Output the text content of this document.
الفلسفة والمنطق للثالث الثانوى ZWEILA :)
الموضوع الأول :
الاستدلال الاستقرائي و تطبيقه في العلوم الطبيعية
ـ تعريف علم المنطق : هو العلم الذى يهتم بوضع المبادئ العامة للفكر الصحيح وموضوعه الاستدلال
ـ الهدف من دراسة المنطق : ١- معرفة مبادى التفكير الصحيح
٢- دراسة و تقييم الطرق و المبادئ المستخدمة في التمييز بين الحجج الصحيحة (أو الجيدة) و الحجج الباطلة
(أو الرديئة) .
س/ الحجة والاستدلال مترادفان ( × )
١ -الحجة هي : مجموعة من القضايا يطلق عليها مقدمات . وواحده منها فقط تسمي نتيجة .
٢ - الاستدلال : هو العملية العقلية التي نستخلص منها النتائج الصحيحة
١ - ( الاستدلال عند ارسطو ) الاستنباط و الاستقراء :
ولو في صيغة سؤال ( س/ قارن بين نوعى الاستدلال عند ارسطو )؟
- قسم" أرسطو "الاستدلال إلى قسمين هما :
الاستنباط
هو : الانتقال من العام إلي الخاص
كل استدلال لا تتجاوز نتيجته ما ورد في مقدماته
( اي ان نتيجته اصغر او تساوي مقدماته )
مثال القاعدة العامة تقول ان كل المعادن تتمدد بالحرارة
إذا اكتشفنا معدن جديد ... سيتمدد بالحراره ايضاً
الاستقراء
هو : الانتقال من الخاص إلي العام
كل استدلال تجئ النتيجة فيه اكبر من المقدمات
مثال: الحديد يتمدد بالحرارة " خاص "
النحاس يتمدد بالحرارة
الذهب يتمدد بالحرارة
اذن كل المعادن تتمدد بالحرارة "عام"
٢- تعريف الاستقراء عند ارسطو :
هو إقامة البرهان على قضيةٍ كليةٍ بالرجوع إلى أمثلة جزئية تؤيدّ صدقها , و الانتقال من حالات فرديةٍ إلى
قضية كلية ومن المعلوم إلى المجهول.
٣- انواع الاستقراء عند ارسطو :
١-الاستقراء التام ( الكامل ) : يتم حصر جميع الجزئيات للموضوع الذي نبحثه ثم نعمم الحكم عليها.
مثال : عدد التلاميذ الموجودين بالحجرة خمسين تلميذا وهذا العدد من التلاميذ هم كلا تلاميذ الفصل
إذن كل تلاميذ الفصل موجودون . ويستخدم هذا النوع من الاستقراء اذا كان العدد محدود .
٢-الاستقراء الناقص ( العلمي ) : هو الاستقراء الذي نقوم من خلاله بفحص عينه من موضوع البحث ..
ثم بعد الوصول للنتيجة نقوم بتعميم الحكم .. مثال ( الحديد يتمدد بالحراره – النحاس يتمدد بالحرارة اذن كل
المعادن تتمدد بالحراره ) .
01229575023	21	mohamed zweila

____

Transcribe every entry verbatim.

Output the text content of this document.
الفلسفة والمنطق للثالث الثانوى ZWEILA :)
الموضوع الأول :
الاستدلال الاستقرائي و تطبيقه في العلوم الطبيعية
ـ تعريف علم المنطق : هو العلم الذى يهتم بوضع المبادئ العامة للفكر الصحيح وموضوعه الاستدلال
ـ الهدف من دراسة المنطق : ١- معرفة مبادى التفكير الصحيح
٢- دراسة و تقييم الطرق و المبادئ المستخدمة في التمييز بين الحجج الصحيحة (أو الجيدة) و الحجج الباطلة
(أو الرديئة) .
س/ الحجة والاستدلال مترادفان ( × )
١ -الحجة هي : مجموعة من القضايا يطلق عليها مقدمات . وواحده منها فقط تسمي نتيجة .
٢ - الاستدلال : هو العملية العقلية التي نستخلص منها النتائج الصحيحة
١ - ( الاستدلال عند ارسطو ) الاستنباط و الاستقراء :
ولو في صيغة سؤال ( س/ قارن بين نوعى الاستدلال عند ارسطو )؟
- قسم" أرسطو "الاستدلال إلى قسمين هما :
الاستنباط
هو : الانتقال من العام إلي الخاص
كل استدلال لا تتجاوز نتيجته ما ورد في مقدماته
( اي ان نتيجته اصغر او تساوي مقدماته )
مثال القاعدة العامة تقول ان كل المعادن تتمدد بالحرارة
إذا اكتشفنا معدن جديد ... سيتمدد بالحراره ايضاً
الاستقراء
هو : الانتقال من الخاص إلي العام
كل استدلال تجئ النتيجة فيه اكبر من المقدمات
مثال: الحديد يتمدد بالحرارة " خاص "
النحاس يتمدد بالحرارة
الذهب يتمدد بالحرارة
اذن كل المعادن تتمدد بالحرارة "عام"
٢- تعريف الاستقراء عند ارسطو :
هو إقامة البرهان على قضيةٍ كليةٍ بالرجوع إلى أمثلة جزئية تؤيدّ صدقها , و الانتقال من حالات فرديةٍ إلى
قضية كلية ومن المعلوم إلى المجهول.
٣- انواع الاستقراء عند ارسطو :
١-الاستقراء التام ( الكامل ) : يتم حصر جميع الجزئيات للموضوع الذي نبحثه ثم نعمم الحكم عليها.
مثال : عدد التلاميذ الموجودين بالحجرة خمسين تلميذا وهذا العدد من التلاميذ هم كلا تلاميذ الفصل
إذن كل تلاميذ الفصل موجودون . ويستخدم هذا النوع من الاستقراء اذا كان العدد محدود .
٢-الاستقراء الناقص ( العلمي ) : هو الاستقراء الذي نقوم من خلاله بفحص عينه من موضوع البحث ..
ثم بعد الوصول للنتيجة نقوم بتعميم الحكم .. مثال ( الحديد يتمدد بالحراره – النحاس يتمدد بالحرارة اذن كل
المعادن تتمدد بالحراره ) .
01229575023	21	mohamed zweila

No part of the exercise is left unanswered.